### Required task
Set the data down again, exactly as it reads, but without the pictures.
● ● ● ●
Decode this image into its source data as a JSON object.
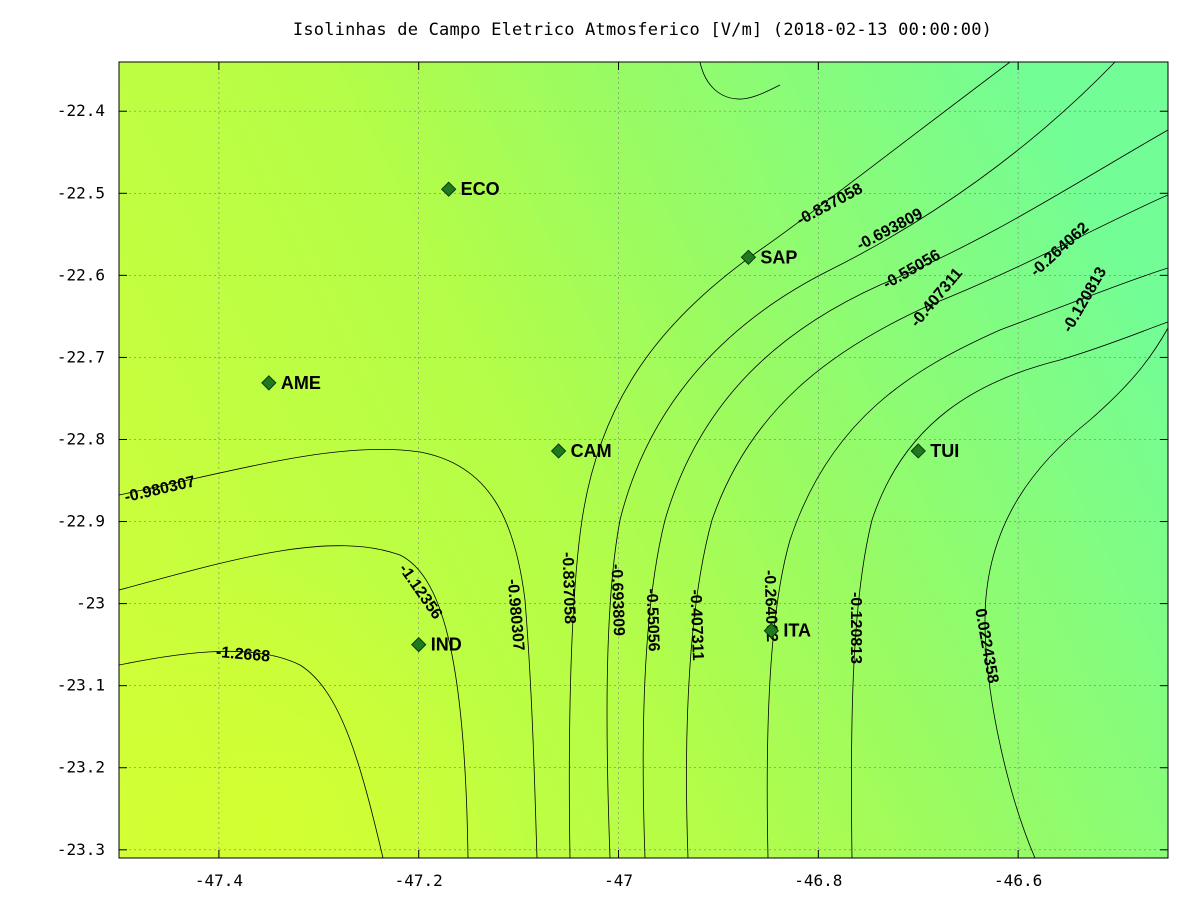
{
  "chart_data": {
    "type": "contour",
    "title": "Isolinhas de Campo Eletrico Atmosferico [V/m] (2018-02-13 00:00:00)",
    "xlabel": "",
    "ylabel": "",
    "xlim": [
      -47.5,
      -46.45
    ],
    "ylim": [
      -23.31,
      -22.34
    ],
    "x_ticks": [
      -47.4,
      -47.2,
      -47.0,
      -46.8,
      -46.6
    ],
    "x_tick_labels": [
      "-47.4",
      "-47.2",
      "-47",
      "-46.8",
      "-46.6"
    ],
    "y_ticks": [
      -22.4,
      -22.5,
      -22.6,
      -22.7,
      -22.8,
      -22.9,
      -23.0,
      -23.1,
      -23.2,
      -23.3
    ],
    "y_tick_labels": [
      "-22.4",
      "-22.5",
      "-22.6",
      "-22.7",
      "-22.8",
      "-22.9",
      "-23",
      "-23.1",
      "-23.2",
      "-23.3"
    ],
    "grid": true,
    "colors": {
      "fill_low": "#d0ff38",
      "fill_mid": "#a8fc55",
      "fill_high": "#72fd96",
      "contour_line": "#000000",
      "station_marker": "#1f7a1f",
      "grid": "#808080"
    },
    "stations": [
      {
        "name": "ECO",
        "lon": -47.17,
        "lat": -22.495
      },
      {
        "name": "SAP",
        "lon": -46.87,
        "lat": -22.578
      },
      {
        "name": "AME",
        "lon": -47.35,
        "lat": -22.731
      },
      {
        "name": "CAM",
        "lon": -47.06,
        "lat": -22.814
      },
      {
        "name": "TUI",
        "lon": -46.7,
        "lat": -22.814
      },
      {
        "name": "IND",
        "lon": -47.2,
        "lat": -23.05
      },
      {
        "name": "ITA",
        "lon": -46.847,
        "lat": -23.033
      }
    ],
    "contour_levels": [
      {
        "level": -1.2668,
        "label": "-1.2668"
      },
      {
        "level": -1.12356,
        "label": "-1.12356"
      },
      {
        "level": -0.980307,
        "label": "-0.980307"
      },
      {
        "level": -0.837058,
        "label": "-0.837058"
      },
      {
        "level": -0.693809,
        "label": "-0.693809"
      },
      {
        "level": -0.55056,
        "label": "-0.55056"
      },
      {
        "level": -0.407311,
        "label": "-0.407311"
      },
      {
        "level": -0.264062,
        "label": "-0.264062"
      },
      {
        "level": -0.120813,
        "label": "-0.120813"
      },
      {
        "level": 0.0224358,
        "label": "0.0224358"
      }
    ]
  }
}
● ● ● ●
### Result for this exercise
Decode this image into its source data as a JSON object.
{
  "chart_data": {
    "type": "contour",
    "title": "Isolinhas de Campo Eletrico Atmosferico [V/m] (2018-02-13 00:00:00)",
    "xlabel": "",
    "ylabel": "",
    "xlim": [
      -47.5,
      -46.45
    ],
    "ylim": [
      -23.31,
      -22.34
    ],
    "x_ticks": [
      -47.4,
      -47.2,
      -47.0,
      -46.8,
      -46.6
    ],
    "x_tick_labels": [
      "-47.4",
      "-47.2",
      "-47",
      "-46.8",
      "-46.6"
    ],
    "y_ticks": [
      -22.4,
      -22.5,
      -22.6,
      -22.7,
      -22.8,
      -22.9,
      -23.0,
      -23.1,
      -23.2,
      -23.3
    ],
    "y_tick_labels": [
      "-22.4",
      "-22.5",
      "-22.6",
      "-22.7",
      "-22.8",
      "-22.9",
      "-23",
      "-23.1",
      "-23.2",
      "-23.3"
    ],
    "grid": true,
    "colors": {
      "fill_low": "#d0ff38",
      "fill_mid": "#a8fc55",
      "fill_high": "#72fd96",
      "contour_line": "#000000",
      "station_marker": "#1f7a1f",
      "grid": "#808080"
    },
    "stations": [
      {
        "name": "ECO",
        "lon": -47.17,
        "lat": -22.495
      },
      {
        "name": "SAP",
        "lon": -46.87,
        "lat": -22.578
      },
      {
        "name": "AME",
        "lon": -47.35,
        "lat": -22.731
      },
      {
        "name": "CAM",
        "lon": -47.06,
        "lat": -22.814
      },
      {
        "name": "TUI",
        "lon": -46.7,
        "lat": -22.814
      },
      {
        "name": "IND",
        "lon": -47.2,
        "lat": -23.05
      },
      {
        "name": "ITA",
        "lon": -46.847,
        "lat": -23.033
      }
    ],
    "contour_levels": [
      {
        "level": -1.2668,
        "label": "-1.2668"
      },
      {
        "level": -1.12356,
        "label": "-1.12356"
      },
      {
        "level": -0.980307,
        "label": "-0.980307"
      },
      {
        "level": -0.837058,
        "label": "-0.837058"
      },
      {
        "level": -0.693809,
        "label": "-0.693809"
      },
      {
        "level": -0.55056,
        "label": "-0.55056"
      },
      {
        "level": -0.407311,
        "label": "-0.407311"
      },
      {
        "level": -0.264062,
        "label": "-0.264062"
      },
      {
        "level": -0.120813,
        "label": "-0.120813"
      },
      {
        "level": 0.0224358,
        "label": "0.0224358"
      }
    ]
  }
}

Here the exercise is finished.